▶ **Text zum Lesen**
● ● ● ●
Pflicht und Ordnung der Nächstenliebe

Die Gebote der göttlichen Tugenden – Die Liebe

Dritter Artikel

Die Nächstenliebe

§ 1 Pflicht und Ordnung der Nächstenliebe

I. Die Pflicht der Nächstenliebe

1. Im allgemeinen ist man verpflichtet, wegen Gott auch alle Geschöpfe zu lieben, welche der Gnade und ewigen Glorie teilhaftig werden können.

Hierher gehören die Engel und Heiligen im Himmel, die armen Seelen im Fegefeuer, Gerechte und Sünder auf Erden, nicht aber die Verdammten in der Hölle.
Gut ist auch die sittliche Tugend der Nächstenliebe, die darin besteht, daß wir den Nächsten lieben, weil es etwas natürlich Ehrbares ist.

2. Im besonderen erstreckt sich die Pflicht der Nächstenliebe auch auf die Feinde.

a) Verzeihung ist daher eine Pflicht, selbst wenn der Feind nicht um Verzeihung bittet.

Feindschaft, Haß, Rachsucht, Verwünschungen sind schwere Sünden, wenn es sich um bedeutende Dinge handelt. – Nicht zu verwechseln hiermit aber ist eine gewisse natürliche Abneigung noch der Unwille oder Abscheu über eine schlechte oder schädliche Handlung oder Eigenschaft des Nächsten. – Verwünschungen sind aber keine schweren Sünden, wenn dabei (z. B. wegen der Aufregung) die entsprechende Aufmerksamkeit mangelt, oder wenn es einem damit nicht recht Ernst ist, oder wenn nur ein kleines Übel in Betracht kommt. – Im Interesse des Nächsten oder eines entsprechend großen Gutes darf man dem Nächsten auch ein Übel, ja sogar den Tod wünschen, z. B. damit ein junger, leichtsinniger Mann nicht auf Abwege kommt und so ewig verloren gehe, oder damit ein Familienvater nicht das ganze Vermögen vertrinke.

Der Beleidiger ist verpflichtet, den anderen um Verzeihung zu bitten. Haben sich zwei gegenseitig beleidigt, dann muss an sich derjenige zuerst um Verzeihung bitten, der den anderen zuerst oder schwerer beleidigt hat; am besten aber rät man es beiden an. – Die Bitte um Verzeihung muss nicht immer ausdrücklich gestellt werden; in manchen Fällen kann sie auch enthalten sein in einer besonderen Auszeichnung, zuvorkommenden Gruß usw.

Der Beleidigte ist verpflichtet, sich um Wiederversöhnung zu bemühen, wenn sonst der andere im Stande der Todsünde bliebe oder Ärgernis entstehen würde.

b) Auch äußere Kundgebung der Verzeihung durch Erweisung der allgemeinen Liebesbezeigungen ist notwendig.

Die allgemeinen Liebeserweise sind verschieden nach Ort und Zeit und Personen, z. B. zwischen Geschwistern, Verwandten, angestellten bei derselben Familie, Einwohnern desselben Ortes, Mitschülern, Mitbrüdern oder Mitschwestern usw. – In manchen Gegenden ist der Gruß ein allgemeines Zeichen der Liebe, in anderen Gegenden nicht. – Beantwortet der andere diese allgemeinen Liebesbezeigungen z. B. den Gruß nicht, so ist man auch vorerst nicht mehr verpflichtet, sie ihm zu erweisen.
● ● ● ●
[Datensätze]

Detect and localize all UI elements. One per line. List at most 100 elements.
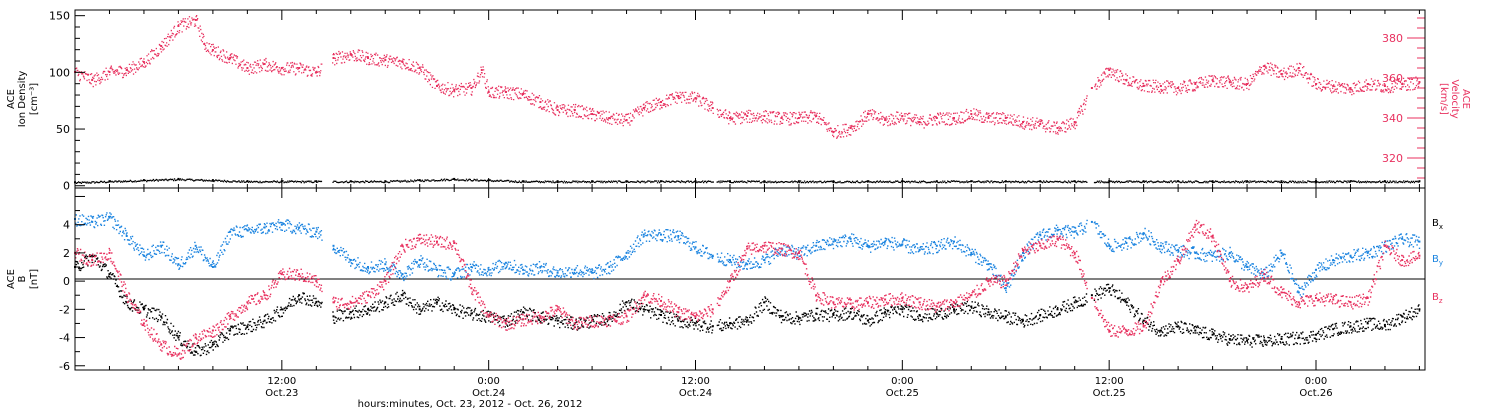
- bx-point: [849, 311, 852, 314]
- bx-point: [832, 314, 835, 316]
- by-point: [1108, 244, 1111, 247]
- velocity-point: [1332, 85, 1335, 87]
- velocity-point: [591, 113, 594, 115]
- b-label-line1: ACE: [6, 269, 17, 289]
- bx-point: [1418, 308, 1421, 311]
- bz-point: [729, 280, 731, 283]
- by-point: [591, 271, 594, 274]
- density-point: [970, 180, 973, 183]
- density-point: [453, 177, 456, 180]
- by-point: [729, 259, 731, 261]
- density-point: [522, 180, 525, 183]
- bz-point: [608, 318, 611, 321]
- velocity-tick-label: 360: [1382, 72, 1403, 85]
- density-point: [211, 179, 214, 182]
- bz-point: [1056, 237, 1059, 240]
- velocity-point: [418, 67, 421, 69]
- bz-point: [884, 298, 887, 301]
- by-point: [608, 266, 611, 268]
- density-point: [315, 180, 318, 183]
- by-point: [194, 244, 197, 247]
- velocity-point: [1366, 83, 1369, 85]
- velocity-point: [711, 107, 714, 109]
- velocity-point: [1228, 81, 1231, 83]
- velocity-point: [367, 57, 369, 59]
- bx-point: [1073, 301, 1076, 304]
- bx-point: [246, 325, 249, 328]
- bz-point: [418, 237, 421, 240]
- bx-point: [1228, 338, 1231, 340]
- bx-point: [1297, 336, 1300, 339]
- bz-point: [1332, 298, 1335, 301]
- density-point: [556, 180, 559, 183]
- bx-point: [1142, 319, 1145, 322]
- velocity-point: [315, 71, 318, 73]
- x-tick-date: Oct.24: [472, 388, 505, 399]
- bz-point: [694, 315, 697, 318]
- bz-point: [1022, 249, 1024, 252]
- velocity-tick-label: 320: [1382, 152, 1403, 165]
- bx-point: [1194, 329, 1197, 332]
- by-point: [1177, 249, 1180, 252]
- velocity-point: [1090, 87, 1093, 89]
- top-panel: 0 50 100 150 320 340 360 380 ACE Ion Density […: [6, 9, 1471, 193]
- density-point: [1211, 180, 1214, 183]
- density-series: [74, 177, 1421, 184]
- bz-point: [539, 315, 542, 318]
- density-point: [1004, 180, 1007, 183]
- bx-point: [711, 325, 714, 328]
- by-point: [160, 244, 163, 247]
- bz-point: [1090, 297, 1093, 299]
- bz-point: [832, 301, 835, 304]
- by-point: [470, 266, 473, 268]
- velocity-point: [660, 101, 662, 103]
- velocity-point: [1194, 83, 1197, 85]
- by-point: [1280, 251, 1283, 254]
- bx-point: [418, 308, 421, 311]
- b-tick-label: 0: [63, 275, 70, 288]
- by-point: [487, 268, 490, 271]
- velocity-point: [1125, 79, 1128, 81]
- x-tick-time: 12:00: [681, 376, 710, 387]
- by-point: [125, 235, 128, 237]
- bz-point: [332, 301, 335, 304]
- bx-point: [108, 273, 111, 276]
- velocity-point: [1056, 127, 1059, 129]
- by-point: [1349, 254, 1352, 257]
- bx-point: [1332, 328, 1335, 331]
- bz-point: [556, 308, 559, 311]
- velocity-tick-label: 380: [1382, 32, 1403, 45]
- bx-point: [1349, 325, 1352, 328]
- by-point: [1366, 251, 1369, 254]
- by-point: [108, 216, 111, 219]
- bz-point: [1073, 251, 1076, 254]
- by-point: [229, 230, 232, 233]
- density-point: [246, 180, 249, 183]
- bz-point: [1159, 280, 1162, 283]
- velocity-point: [1211, 79, 1214, 81]
- bx-point: [470, 312, 473, 315]
- bz-point: [246, 301, 249, 304]
- x-tick-date: Oct.23: [265, 388, 298, 399]
- bz-point: [160, 343, 163, 346]
- by-point: [711, 254, 714, 257]
- bz-point: [1108, 329, 1111, 332]
- velocity-point: [203, 43, 206, 45]
- velocity-point: [884, 119, 887, 121]
- density-point: [625, 180, 628, 183]
- density-point: [1142, 180, 1145, 183]
- bx-point: [1263, 339, 1266, 342]
- by-point: [1056, 229, 1059, 232]
- velocity-point: [953, 117, 955, 119]
- by-point: [246, 229, 249, 232]
- bx-point: [142, 308, 145, 311]
- bz-point: [1297, 301, 1300, 304]
- by-point: [660, 233, 662, 236]
- bx-point: [263, 319, 266, 322]
- x-axis-title: hours:minutes, Oct. 23, 2012 - Oct. 26, …: [358, 399, 583, 410]
- density-tick-label: 150: [49, 10, 70, 23]
- bz-point: [1246, 287, 1249, 290]
- bz-point: [1418, 254, 1421, 257]
- bx-point: [1177, 325, 1180, 328]
- by-point: [349, 259, 352, 261]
● ● ● ●
▶ **Deine Aufgabe**
Führe den Text über die Nächstenliebe nach seinem letzten Satz weiter. Die Daten stammen aus einer anderen Quelle.

▶ **Dein Ergebnis**
α) Schwere Sünde ist die Verweigerung der gewöhnlichen Liebeserweise, wenn es geschieht aus schwerem Haß, oder wenn der andere dadurch schwer betrübt wird, oder wenn schweres Ärgernis daraus entsteht.

Seinem Feinde aus dem Weg zugehen, nur um sich nicht unnötig zu ärgern, ist an sich keine Sünde, wenn daraus kein Ärgernis und kein Kummer für den Nächsten entsteht. Wenn zwei Nachbarn oder zwei Mitschwestern aus einer leichten Verstimmung heraus einige Zeit nicht mehr miteinander sprechen oder einander nicht mehr grüßen, so ist es keine schwere Sünde.

β) Erlaubt kann die zeitweilige Verweigerung der gewöhnlichen Liebeserweise sein, wenn ein entsprechender Grund vorliegt und kein Ärgernis entsteht.

Derartige Gründe sind: Besserung oder gerechte Bestrafung des anderen, ferner Kundgebung des durch die Beleidigung verursachten großen Schmerzes.

c) Auf Satisfaktion oder Schadenersatz aber braucht man nicht zu verzichten.

Trotzdem daher der andere um Verzeihung bittet, darf man ihn gerichtlich belangen, aber nicht aus Haß. – Verzichten aber muss man auf die Wiedergutmachung, wenn der eigene Schaden ein unbedeutender ist, der andere aber bei Wiedergutmachung einen unverhältnismäßig großen Schaden auf sich nehmen müsste.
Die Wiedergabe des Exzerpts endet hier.